## PROBLEM
Could you give the data below again, exactly and completely?

-- Start --

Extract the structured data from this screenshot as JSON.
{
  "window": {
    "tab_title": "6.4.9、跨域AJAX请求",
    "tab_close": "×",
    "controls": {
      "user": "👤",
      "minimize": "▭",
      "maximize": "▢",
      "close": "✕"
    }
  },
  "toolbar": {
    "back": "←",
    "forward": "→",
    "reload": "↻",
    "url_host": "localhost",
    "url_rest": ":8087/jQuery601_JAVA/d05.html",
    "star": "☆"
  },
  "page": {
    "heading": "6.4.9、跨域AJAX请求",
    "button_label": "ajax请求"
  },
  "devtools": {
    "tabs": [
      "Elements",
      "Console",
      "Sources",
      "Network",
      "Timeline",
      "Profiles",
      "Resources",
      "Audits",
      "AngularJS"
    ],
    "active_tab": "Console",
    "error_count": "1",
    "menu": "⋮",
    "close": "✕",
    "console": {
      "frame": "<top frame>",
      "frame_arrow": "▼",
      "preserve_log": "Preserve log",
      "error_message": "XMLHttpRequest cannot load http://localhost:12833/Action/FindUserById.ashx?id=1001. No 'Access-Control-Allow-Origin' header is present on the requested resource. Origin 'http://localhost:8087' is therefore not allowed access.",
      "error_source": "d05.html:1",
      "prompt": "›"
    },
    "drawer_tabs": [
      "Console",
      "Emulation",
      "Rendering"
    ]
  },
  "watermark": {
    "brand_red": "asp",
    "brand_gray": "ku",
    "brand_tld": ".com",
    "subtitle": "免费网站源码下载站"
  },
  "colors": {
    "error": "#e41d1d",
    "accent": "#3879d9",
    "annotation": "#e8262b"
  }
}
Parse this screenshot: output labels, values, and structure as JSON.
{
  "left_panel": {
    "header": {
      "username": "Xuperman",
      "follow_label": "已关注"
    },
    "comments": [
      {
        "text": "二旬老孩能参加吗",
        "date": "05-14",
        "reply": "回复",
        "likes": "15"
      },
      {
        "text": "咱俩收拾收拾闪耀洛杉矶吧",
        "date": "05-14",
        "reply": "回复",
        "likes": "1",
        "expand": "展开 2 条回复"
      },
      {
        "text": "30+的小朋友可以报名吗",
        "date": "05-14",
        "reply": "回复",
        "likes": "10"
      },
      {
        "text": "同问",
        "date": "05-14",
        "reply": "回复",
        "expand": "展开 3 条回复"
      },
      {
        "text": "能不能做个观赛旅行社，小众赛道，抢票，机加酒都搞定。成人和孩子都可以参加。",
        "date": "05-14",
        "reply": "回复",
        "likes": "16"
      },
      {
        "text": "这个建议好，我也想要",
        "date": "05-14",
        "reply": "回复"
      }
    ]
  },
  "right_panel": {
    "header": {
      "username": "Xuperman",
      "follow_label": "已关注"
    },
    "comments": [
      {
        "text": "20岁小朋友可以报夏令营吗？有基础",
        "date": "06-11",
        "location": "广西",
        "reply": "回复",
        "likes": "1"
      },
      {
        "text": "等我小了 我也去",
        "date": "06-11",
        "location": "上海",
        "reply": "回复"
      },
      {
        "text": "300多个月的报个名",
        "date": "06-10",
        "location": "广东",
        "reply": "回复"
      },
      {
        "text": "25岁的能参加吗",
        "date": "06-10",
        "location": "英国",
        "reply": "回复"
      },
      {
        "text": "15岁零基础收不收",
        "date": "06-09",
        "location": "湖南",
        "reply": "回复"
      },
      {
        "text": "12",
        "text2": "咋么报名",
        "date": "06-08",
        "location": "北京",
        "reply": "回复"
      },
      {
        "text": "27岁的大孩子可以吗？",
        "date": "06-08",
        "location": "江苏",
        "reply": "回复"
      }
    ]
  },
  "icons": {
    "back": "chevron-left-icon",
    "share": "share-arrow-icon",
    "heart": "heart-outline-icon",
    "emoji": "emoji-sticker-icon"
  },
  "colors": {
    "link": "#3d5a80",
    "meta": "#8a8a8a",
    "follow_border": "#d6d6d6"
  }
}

-- End --

## EXERCISE RESULT
Extract the structured data from this screenshot as JSON.
{
  "window": {
    "tab_title": "6.4.9、跨域AJAX请求",
    "tab_close": "×",
    "controls": {
      "user": "👤",
      "minimize": "▭",
      "maximize": "▢",
      "close": "✕"
    }
  },
  "toolbar": {
    "back": "←",
    "forward": "→",
    "reload": "↻",
    "url_host": "localhost",
    "url_rest": ":8087/jQuery601_JAVA/d05.html",
    "star": "☆"
  },
  "page": {
    "heading": "6.4.9、跨域AJAX请求",
    "button_label": "ajax请求"
  },
  "devtools": {
    "tabs": [
      "Elements",
      "Console",
      "Sources",
      "Network",
      "Timeline",
      "Profiles",
      "Resources",
      "Audits",
      "AngularJS"
    ],
    "active_tab": "Console",
    "error_count": "1",
    "menu": "⋮",
    "close": "✕",
    "console": {
      "frame": "<top frame>",
      "frame_arrow": "▼",
      "preserve_log": "Preserve log",
      "error_message": "XMLHttpRequest cannot load http://localhost:12833/Action/FindUserById.ashx?id=1001. No 'Access-Control-Allow-Origin' header is present on the requested resource. Origin 'http://localhost:8087' is therefore not allowed access.",
      "error_source": "d05.html:1",
      "prompt": "›"
    },
    "drawer_tabs": [
      "Console",
      "Emulation",
      "Rendering"
    ]
  },
  "watermark": {
    "brand_red": "asp",
    "brand_gray": "ku",
    "brand_tld": ".com",
    "subtitle": "免费网站源码下载站"
  },
  "colors": {
    "error": "#e41d1d",
    "accent": "#3879d9",
    "annotation": "#e8262b"
  }
}
Parse this screenshot: output labels, values, and structure as JSON.
{
  "left_panel": {
    "header": {
      "username": "Xuperman",
      "follow_label": "已关注"
    },
    "comments": [
      {
        "text": "二旬老孩能参加吗",
        "date": "05-14",
        "reply": "回复",
        "likes": "15"
      },
      {
        "text": "咱俩收拾收拾闪耀洛杉矶吧",
        "date": "05-14",
        "reply": "回复",
        "likes": "1",
        "expand": "展开 2 条回复"
      },
      {
        "text": "30+的小朋友可以报名吗",
        "date": "05-14",
        "reply": "回复",
        "likes": "10"
      },
      {
        "text": "同问",
        "date": "05-14",
        "reply": "回复",
        "expand": "展开 3 条回复"
      },
      {
        "text": "能不能做个观赛旅行社，小众赛道，抢票，机加酒都搞定。成人和孩子都可以参加。",
        "date": "05-14",
        "reply": "回复",
        "likes": "16"
      },
      {
        "text": "这个建议好，我也想要",
        "date": "05-14",
        "reply": "回复"
      }
    ]
  },
  "right_panel": {
    "header": {
      "username": "Xuperman",
      "follow_label": "已关注"
    },
    "comments": [
      {
        "text": "20岁小朋友可以报夏令营吗？有基础",
        "date": "06-11",
        "location": "广西",
        "reply": "回复",
        "likes": "1"
      },
      {
        "text": "等我小了 我也去",
        "date": "06-11",
        "location": "上海",
        "reply": "回复"
      },
      {
        "text": "300多个月的报个名",
        "date": "06-10",
        "location": "广东",
        "reply": "回复"
      },
      {
        "text": "25岁的能参加吗",
        "date": "06-10",
        "location": "英国",
        "reply": "回复"
      },
      {
        "text": "15岁零基础收不收",
        "date": "06-09",
        "location": "湖南",
        "reply": "回复"
      },
      {
        "text": "12",
        "text2": "咋么报名",
        "date": "06-08",
        "location": "北京",
        "reply": "回复"
      },
      {
        "text": "27岁的大孩子可以吗？",
        "date": "06-08",
        "location": "江苏",
        "reply": "回复"
      }
    ]
  },
  "icons": {
    "back": "chevron-left-icon",
    "share": "share-arrow-icon",
    "heart": "heart-outline-icon",
    "emoji": "emoji-sticker-icon"
  },
  "colors": {
    "link": "#3d5a80",
    "meta": "#8a8a8a",
    "follow_border": "#d6d6d6"
  }
}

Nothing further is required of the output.